Directions »
Write out the full set of records exactly. Any pictures in them do not belong in the copy.

>> BEGIN Listed records

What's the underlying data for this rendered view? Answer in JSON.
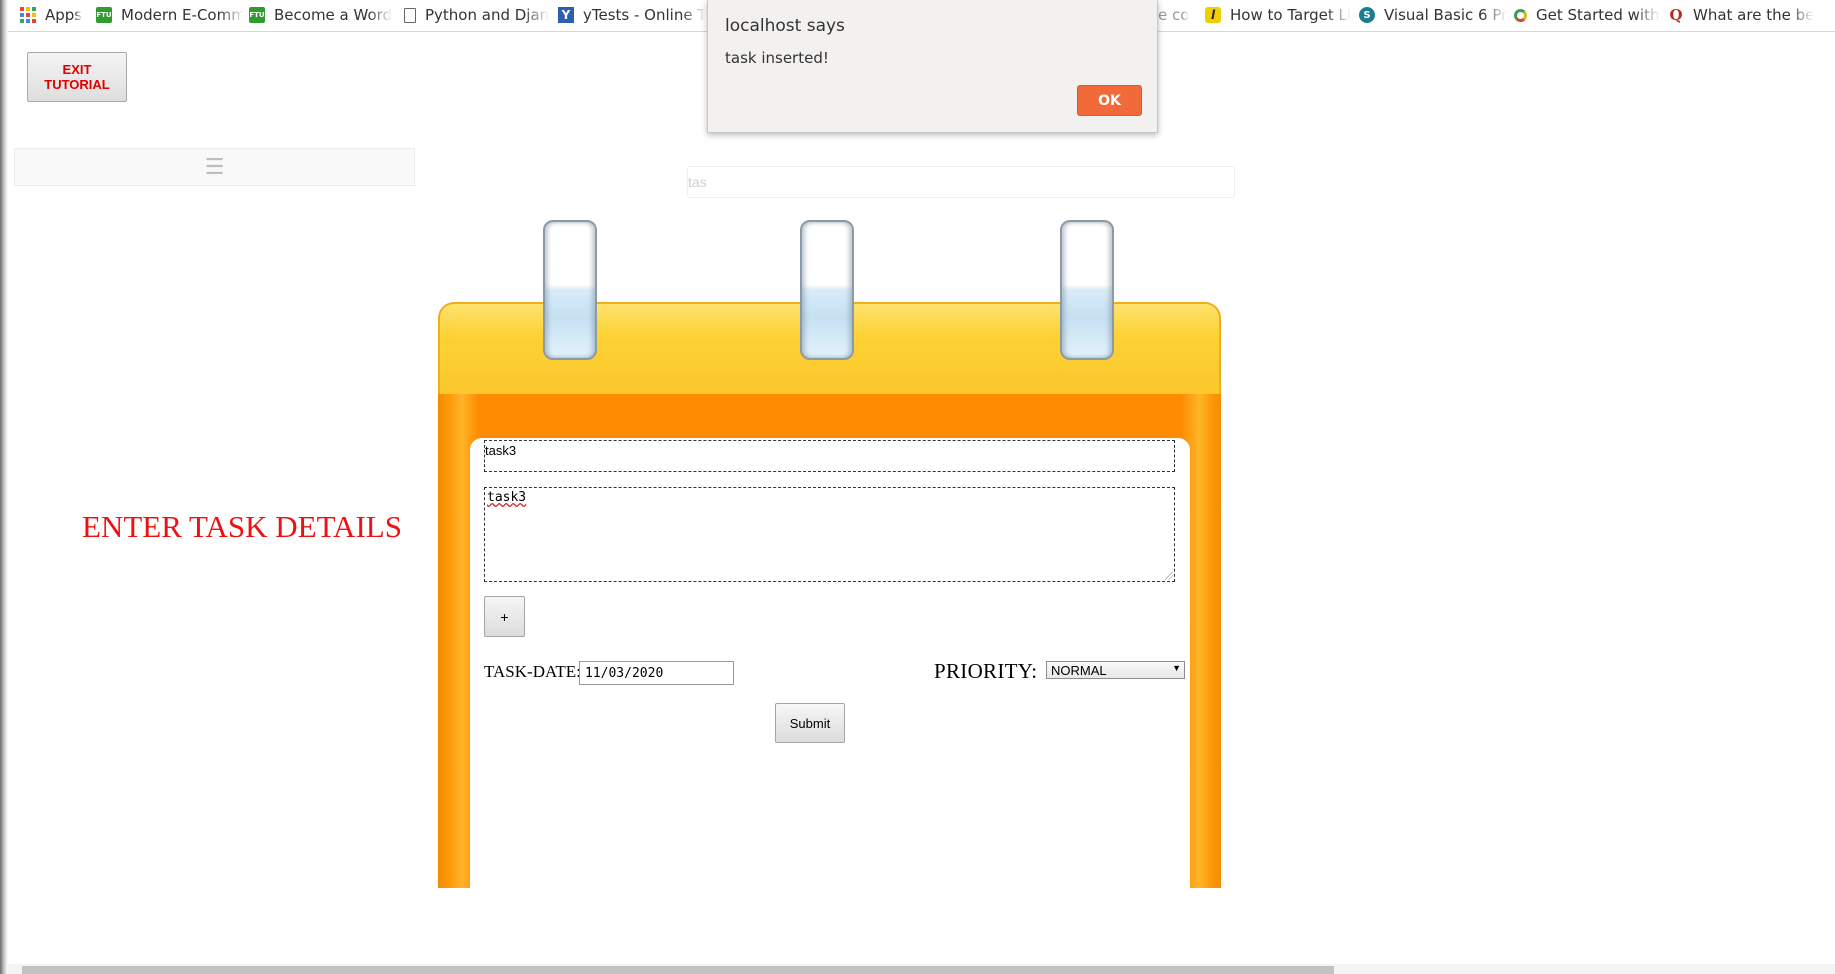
{
  "bookmarks": [
    {
      "label": "Apps",
      "icon": "apps-grid-icon"
    },
    {
      "label": "Modern E-Comm",
      "icon": "ftu-icon"
    },
    {
      "label": "Become a Word",
      "icon": "ftu-icon"
    },
    {
      "label": "Python and Djan",
      "icon": "page-icon"
    },
    {
      "label": "yTests - Online T",
      "icon": "ytests-icon"
    },
    {
      "label": "e co",
      "icon": ""
    },
    {
      "label": "How to Target Li",
      "icon": "l-logo-icon"
    },
    {
      "label": "Visual Basic 6 Pr",
      "icon": "vb-icon"
    },
    {
      "label": "Get Started with",
      "icon": "google-icon"
    },
    {
      "label": "What are the be",
      "icon": "quora-icon"
    }
  ],
  "exit_button": {
    "line1": "EXIT",
    "line2": "TUTORIAL"
  },
  "menu": {
    "icon": "hamburger-icon",
    "glyph": "☰"
  },
  "search": {
    "value": "tas"
  },
  "heading": "ENTER TASK DETAILS",
  "form": {
    "title_value": "task3",
    "description_value": "task3",
    "add_button": "+",
    "date_label": "TASK-DATE:",
    "date_value": "11/03/2020",
    "priority_label": "PRIORITY:",
    "priority_value": "NORMAL",
    "submit_label": "Submit"
  },
  "alert": {
    "title": "localhost says",
    "message": "task inserted!",
    "ok_label": "OK"
  },
  "colors": {
    "heading": "#ee1111",
    "pad_orange": "#ff8c00",
    "pad_yellow": "#fcd235",
    "alert_ok": "#f26a39"
  }
}
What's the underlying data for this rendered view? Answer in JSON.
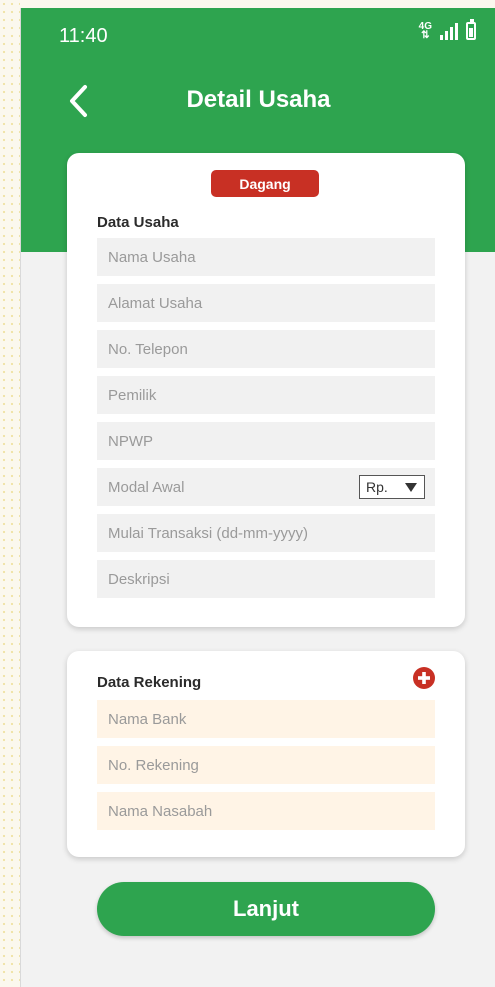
{
  "status_bar": {
    "time": "11:40",
    "network": "4G"
  },
  "header": {
    "title": "Detail Usaha"
  },
  "business_card": {
    "badge": "Dagang",
    "section_title": "Data Usaha",
    "fields": [
      "Nama Usaha",
      "Alamat Usaha",
      "No. Telepon",
      "Pemilik",
      "NPWP",
      "Modal Awal",
      "Mulai Transaksi (dd-mm-yyyy)",
      "Deskripsi"
    ],
    "currency_select": {
      "value": "Rp.",
      "icon": "triangle-down-icon"
    }
  },
  "account_card": {
    "section_title": "Data Rekening",
    "add_icon": "plus-circle-icon",
    "fields": [
      "Nama Bank",
      "No. Rekening",
      "Nama Nasabah"
    ]
  },
  "next_button": {
    "label": "Lanjut"
  },
  "colors": {
    "primary": "#2ea44f",
    "badge": "#c83024",
    "field_bg": "#f1f1f1",
    "bank_field_bg": "#fff4e6"
  }
}
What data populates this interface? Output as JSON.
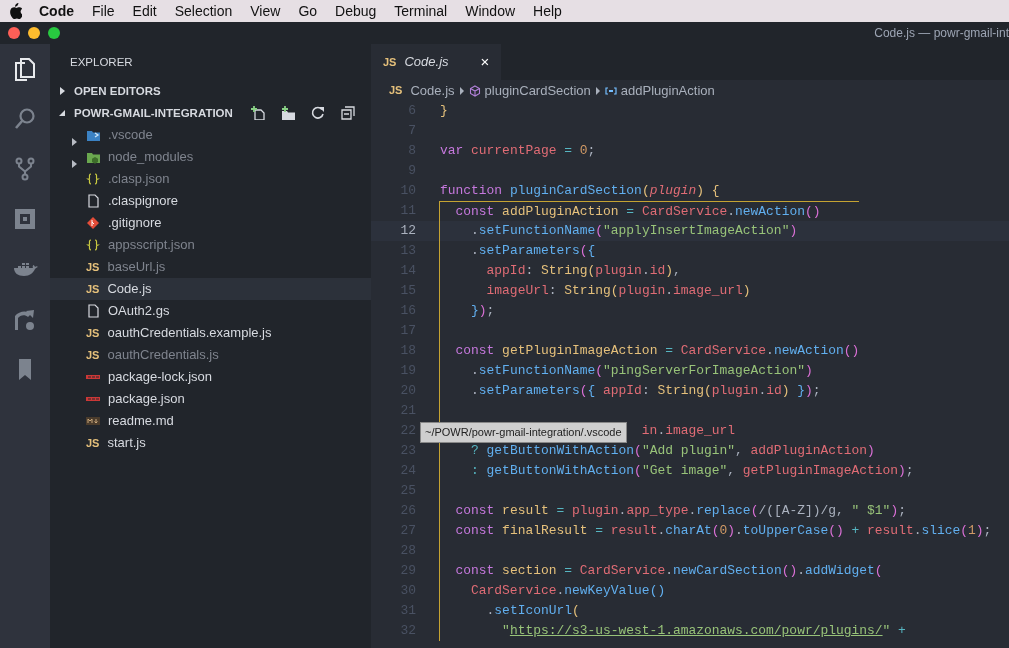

>> END Listed records

The answer »
What's the underlying data for this rendered view? Answer in JSON.
{
  "bookmarks": [
    {
      "label": "Apps",
      "icon": "apps-grid-icon"
    },
    {
      "label": "Modern E-Comm",
      "icon": "ftu-icon"
    },
    {
      "label": "Become a Word",
      "icon": "ftu-icon"
    },
    {
      "label": "Python and Djan",
      "icon": "page-icon"
    },
    {
      "label": "yTests - Online T",
      "icon": "ytests-icon"
    },
    {
      "label": "e co",
      "icon": ""
    },
    {
      "label": "How to Target Li",
      "icon": "l-logo-icon"
    },
    {
      "label": "Visual Basic 6 Pr",
      "icon": "vb-icon"
    },
    {
      "label": "Get Started with",
      "icon": "google-icon"
    },
    {
      "label": "What are the be",
      "icon": "quora-icon"
    }
  ],
  "exit_button": {
    "line1": "EXIT",
    "line2": "TUTORIAL"
  },
  "menu": {
    "icon": "hamburger-icon",
    "glyph": "☰"
  },
  "search": {
    "value": "tas"
  },
  "heading": "ENTER TASK DETAILS",
  "form": {
    "title_value": "task3",
    "description_value": "task3",
    "add_button": "+",
    "date_label": "TASK-DATE:",
    "date_value": "11/03/2020",
    "priority_label": "PRIORITY:",
    "priority_value": "NORMAL",
    "submit_label": "Submit"
  },
  "alert": {
    "title": "localhost says",
    "message": "task inserted!",
    "ok_label": "OK"
  },
  "colors": {
    "heading": "#ee1111",
    "pad_orange": "#ff8c00",
    "pad_yellow": "#fcd235",
    "alert_ok": "#f26a39"
  }
}
What's the underlying data for this rendered view? Answer in JSON.
{
  "status_bar": {
    "time": "11:40",
    "network": "4G"
  },
  "header": {
    "title": "Detail Usaha"
  },
  "business_card": {
    "badge": "Dagang",
    "section_title": "Data Usaha",
    "fields": [
      "Nama Usaha",
      "Alamat Usaha",
      "No. Telepon",
      "Pemilik",
      "NPWP",
      "Modal Awal",
      "Mulai Transaksi (dd-mm-yyyy)",
      "Deskripsi"
    ],
    "currency_select": {
      "value": "Rp.",
      "icon": "triangle-down-icon"
    }
  },
  "account_card": {
    "section_title": "Data Rekening",
    "add_icon": "plus-circle-icon",
    "fields": [
      "Nama Bank",
      "No. Rekening",
      "Nama Nasabah"
    ]
  },
  "next_button": {
    "label": "Lanjut"
  },
  "colors": {
    "primary": "#2ea44f",
    "badge": "#c83024",
    "field_bg": "#f1f1f1",
    "bank_field_bg": "#fff4e6"
  }
}
What data populates this interface? Output as JSON.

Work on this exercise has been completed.